- À faire
D’après le texte sur L’Avalée des avalés, quels sont les deux génies littéraires du Québec ?

Dirlandaise - Québec - 69 ans - 2 septembre 2017


Le Leçon du Cid 10 étoiles

La littérature d’expression française nous a donné quelques chef-d’œuvres, dont L’Avalée des avalés, roman à l’étude autant à l’université de Montréal qu’à la Sorbonne. Le Québec compte deux génies littéraires, soit Réjean Ducharme et Hubert Aquin. À côté d’eux, le dramaturge et romancier Michel Tremblay complète la trinité québécoise, mais il se hisse seulement sur la troisième marche du podium olympien de la plume ou plutôt du clavier, devrait-on dire aujourd’hui

Avec ce roman, Réjean Ducharme plonge dans les eaux troubles de l’enfance avec un sublime mépris pour le monde des adultes. Cette dualité divise la personnalité névrotique de Bérénice, une enfant qui déteste son père juif et qui s’applique à détester sa mère catholique. Son conflit tournoie autour de l’adhésion au monde qui l’entoure et de l’isolement, comme c’est toujours le cas chez Réjean Ducharme, en particulier dans L’Hiver de force. Cette impasse dynamise l’intrigue binaire qu’il construit sur le thème du libre arbitre. Prise entre les déterminismes et l’auto-détermination, Bérénice tente de naître à elle-même avec l’avènement de l’âge de raison. « On ne naît pas en naissant. On naît quelques années plus tard, quand on prend conscience d’être. »

- Lignes de données

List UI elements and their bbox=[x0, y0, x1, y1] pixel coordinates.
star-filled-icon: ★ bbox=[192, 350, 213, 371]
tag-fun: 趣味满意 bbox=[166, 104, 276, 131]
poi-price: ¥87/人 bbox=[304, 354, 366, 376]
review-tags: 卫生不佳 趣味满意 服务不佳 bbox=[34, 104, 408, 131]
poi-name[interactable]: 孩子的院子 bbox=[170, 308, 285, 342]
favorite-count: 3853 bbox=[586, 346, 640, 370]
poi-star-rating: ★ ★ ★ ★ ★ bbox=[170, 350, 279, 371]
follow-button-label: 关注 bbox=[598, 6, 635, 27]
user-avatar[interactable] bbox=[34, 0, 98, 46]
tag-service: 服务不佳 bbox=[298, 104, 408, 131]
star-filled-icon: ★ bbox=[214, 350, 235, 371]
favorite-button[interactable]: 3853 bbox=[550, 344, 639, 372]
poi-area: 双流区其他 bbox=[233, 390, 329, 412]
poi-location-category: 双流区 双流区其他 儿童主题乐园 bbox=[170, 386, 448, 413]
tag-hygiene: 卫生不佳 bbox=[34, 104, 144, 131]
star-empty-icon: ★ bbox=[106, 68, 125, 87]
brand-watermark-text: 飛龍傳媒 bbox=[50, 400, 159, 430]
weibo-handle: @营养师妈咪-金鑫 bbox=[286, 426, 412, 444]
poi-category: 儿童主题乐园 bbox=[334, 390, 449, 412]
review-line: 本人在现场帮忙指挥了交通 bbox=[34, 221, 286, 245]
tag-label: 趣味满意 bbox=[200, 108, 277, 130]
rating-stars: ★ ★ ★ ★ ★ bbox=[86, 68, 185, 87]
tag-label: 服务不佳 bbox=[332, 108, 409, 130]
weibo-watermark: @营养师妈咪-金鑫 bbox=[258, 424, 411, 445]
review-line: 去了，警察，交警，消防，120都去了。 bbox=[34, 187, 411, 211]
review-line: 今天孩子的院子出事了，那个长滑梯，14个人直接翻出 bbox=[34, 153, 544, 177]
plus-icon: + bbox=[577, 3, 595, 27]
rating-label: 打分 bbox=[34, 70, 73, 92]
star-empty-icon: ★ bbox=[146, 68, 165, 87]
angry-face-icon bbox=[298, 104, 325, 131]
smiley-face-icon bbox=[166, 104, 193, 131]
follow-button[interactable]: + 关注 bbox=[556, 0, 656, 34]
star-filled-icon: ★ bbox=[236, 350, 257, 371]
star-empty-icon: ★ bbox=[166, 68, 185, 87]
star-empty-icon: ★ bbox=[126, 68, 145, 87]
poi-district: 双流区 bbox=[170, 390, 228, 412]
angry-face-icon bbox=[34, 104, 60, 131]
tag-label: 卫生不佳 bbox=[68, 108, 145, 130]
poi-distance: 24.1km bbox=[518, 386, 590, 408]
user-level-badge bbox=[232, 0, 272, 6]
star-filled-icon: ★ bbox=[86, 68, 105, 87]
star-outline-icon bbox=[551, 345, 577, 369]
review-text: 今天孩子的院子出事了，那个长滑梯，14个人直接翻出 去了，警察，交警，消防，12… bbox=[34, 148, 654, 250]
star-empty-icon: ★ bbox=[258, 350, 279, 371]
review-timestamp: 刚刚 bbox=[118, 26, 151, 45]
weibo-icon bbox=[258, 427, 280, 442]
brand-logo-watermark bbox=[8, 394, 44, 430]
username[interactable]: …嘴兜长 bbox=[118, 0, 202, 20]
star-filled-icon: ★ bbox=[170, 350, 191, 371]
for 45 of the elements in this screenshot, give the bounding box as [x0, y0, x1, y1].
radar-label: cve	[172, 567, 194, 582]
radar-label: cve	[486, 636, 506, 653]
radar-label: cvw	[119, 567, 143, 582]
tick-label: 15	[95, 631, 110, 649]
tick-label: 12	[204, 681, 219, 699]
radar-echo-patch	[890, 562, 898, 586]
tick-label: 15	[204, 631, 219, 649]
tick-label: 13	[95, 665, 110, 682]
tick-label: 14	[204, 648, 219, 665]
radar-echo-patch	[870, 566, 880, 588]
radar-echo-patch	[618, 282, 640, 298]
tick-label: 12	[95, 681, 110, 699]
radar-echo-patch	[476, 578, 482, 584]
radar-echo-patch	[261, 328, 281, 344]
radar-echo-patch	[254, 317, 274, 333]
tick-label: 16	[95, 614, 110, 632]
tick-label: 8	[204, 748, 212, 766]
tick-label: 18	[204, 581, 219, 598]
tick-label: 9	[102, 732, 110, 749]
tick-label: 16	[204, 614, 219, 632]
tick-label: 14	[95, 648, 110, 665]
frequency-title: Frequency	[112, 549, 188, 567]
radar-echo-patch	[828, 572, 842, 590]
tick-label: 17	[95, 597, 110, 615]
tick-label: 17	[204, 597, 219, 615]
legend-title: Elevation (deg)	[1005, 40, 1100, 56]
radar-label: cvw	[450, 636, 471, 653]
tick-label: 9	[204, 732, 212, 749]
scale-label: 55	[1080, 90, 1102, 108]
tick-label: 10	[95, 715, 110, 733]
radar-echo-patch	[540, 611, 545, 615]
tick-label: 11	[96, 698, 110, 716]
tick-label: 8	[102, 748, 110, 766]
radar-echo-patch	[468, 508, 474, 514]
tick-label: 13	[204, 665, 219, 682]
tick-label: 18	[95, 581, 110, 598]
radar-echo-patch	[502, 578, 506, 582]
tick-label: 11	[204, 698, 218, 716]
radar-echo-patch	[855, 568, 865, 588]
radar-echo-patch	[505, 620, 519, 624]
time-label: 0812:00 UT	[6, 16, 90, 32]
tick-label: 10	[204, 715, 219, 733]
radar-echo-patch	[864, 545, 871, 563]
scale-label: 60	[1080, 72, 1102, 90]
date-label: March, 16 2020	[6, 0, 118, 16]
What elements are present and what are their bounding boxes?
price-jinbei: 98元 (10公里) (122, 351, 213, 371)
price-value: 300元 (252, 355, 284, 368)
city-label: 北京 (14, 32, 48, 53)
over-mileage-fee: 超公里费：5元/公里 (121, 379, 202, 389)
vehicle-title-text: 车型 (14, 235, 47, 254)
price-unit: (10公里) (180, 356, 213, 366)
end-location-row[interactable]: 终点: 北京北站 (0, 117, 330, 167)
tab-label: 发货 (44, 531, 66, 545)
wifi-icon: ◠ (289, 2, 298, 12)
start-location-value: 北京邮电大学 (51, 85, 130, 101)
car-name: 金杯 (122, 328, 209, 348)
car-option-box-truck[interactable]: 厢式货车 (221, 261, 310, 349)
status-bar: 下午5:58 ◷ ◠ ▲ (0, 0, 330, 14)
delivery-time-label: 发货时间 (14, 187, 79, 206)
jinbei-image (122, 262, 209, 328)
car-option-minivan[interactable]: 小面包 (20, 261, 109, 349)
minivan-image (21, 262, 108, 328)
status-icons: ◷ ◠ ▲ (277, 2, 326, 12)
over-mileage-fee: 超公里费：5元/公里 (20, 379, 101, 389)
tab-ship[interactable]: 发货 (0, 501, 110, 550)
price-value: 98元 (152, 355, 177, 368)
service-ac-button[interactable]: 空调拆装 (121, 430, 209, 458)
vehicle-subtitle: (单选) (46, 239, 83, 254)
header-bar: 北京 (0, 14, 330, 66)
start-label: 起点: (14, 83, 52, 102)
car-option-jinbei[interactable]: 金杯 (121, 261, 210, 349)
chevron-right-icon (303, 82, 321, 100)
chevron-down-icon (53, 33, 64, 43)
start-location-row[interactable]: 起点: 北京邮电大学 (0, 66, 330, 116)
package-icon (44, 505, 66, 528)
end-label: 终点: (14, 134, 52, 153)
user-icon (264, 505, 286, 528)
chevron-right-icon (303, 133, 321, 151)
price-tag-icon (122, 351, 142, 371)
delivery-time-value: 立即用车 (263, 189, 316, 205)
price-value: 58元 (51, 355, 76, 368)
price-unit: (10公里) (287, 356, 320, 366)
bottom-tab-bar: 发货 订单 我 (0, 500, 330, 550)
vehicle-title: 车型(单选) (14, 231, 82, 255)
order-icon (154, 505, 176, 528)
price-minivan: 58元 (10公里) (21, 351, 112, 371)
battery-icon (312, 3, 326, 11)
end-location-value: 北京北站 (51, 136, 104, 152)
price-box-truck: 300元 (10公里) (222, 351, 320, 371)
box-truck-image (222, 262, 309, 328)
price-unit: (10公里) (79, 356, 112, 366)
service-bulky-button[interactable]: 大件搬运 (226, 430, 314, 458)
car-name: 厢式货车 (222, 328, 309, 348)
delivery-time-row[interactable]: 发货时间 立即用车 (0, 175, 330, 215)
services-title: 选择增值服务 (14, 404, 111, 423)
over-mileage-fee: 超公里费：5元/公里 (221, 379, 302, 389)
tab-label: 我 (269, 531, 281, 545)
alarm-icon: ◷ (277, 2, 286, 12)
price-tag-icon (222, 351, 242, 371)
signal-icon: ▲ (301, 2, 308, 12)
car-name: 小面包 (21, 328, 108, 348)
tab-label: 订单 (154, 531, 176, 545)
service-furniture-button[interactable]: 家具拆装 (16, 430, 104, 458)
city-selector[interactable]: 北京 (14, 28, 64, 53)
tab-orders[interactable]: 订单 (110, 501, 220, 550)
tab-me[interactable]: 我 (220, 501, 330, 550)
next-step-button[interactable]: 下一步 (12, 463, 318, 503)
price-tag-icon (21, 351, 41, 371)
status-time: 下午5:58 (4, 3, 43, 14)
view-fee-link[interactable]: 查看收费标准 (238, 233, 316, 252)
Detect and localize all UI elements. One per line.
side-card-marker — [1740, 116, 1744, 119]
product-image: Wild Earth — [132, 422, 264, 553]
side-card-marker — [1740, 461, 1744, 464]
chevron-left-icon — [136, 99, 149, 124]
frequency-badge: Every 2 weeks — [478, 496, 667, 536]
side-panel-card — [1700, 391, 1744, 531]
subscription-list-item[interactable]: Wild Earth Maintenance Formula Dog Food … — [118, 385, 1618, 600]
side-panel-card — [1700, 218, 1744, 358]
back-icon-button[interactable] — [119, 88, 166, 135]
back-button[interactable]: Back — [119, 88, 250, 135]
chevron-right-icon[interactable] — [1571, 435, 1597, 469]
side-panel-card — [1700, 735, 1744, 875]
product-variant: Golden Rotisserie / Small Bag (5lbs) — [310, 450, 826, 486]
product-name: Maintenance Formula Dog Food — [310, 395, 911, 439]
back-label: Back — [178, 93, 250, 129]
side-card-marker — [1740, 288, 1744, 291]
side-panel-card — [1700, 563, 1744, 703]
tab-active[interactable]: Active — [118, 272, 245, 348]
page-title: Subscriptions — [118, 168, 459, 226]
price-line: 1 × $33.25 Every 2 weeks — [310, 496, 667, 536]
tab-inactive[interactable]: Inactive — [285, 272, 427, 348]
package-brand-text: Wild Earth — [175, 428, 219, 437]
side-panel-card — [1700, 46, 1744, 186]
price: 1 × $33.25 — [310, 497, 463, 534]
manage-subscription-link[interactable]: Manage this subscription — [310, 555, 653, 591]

- Réponse
Réjean Ducharme et Hubert Aquin.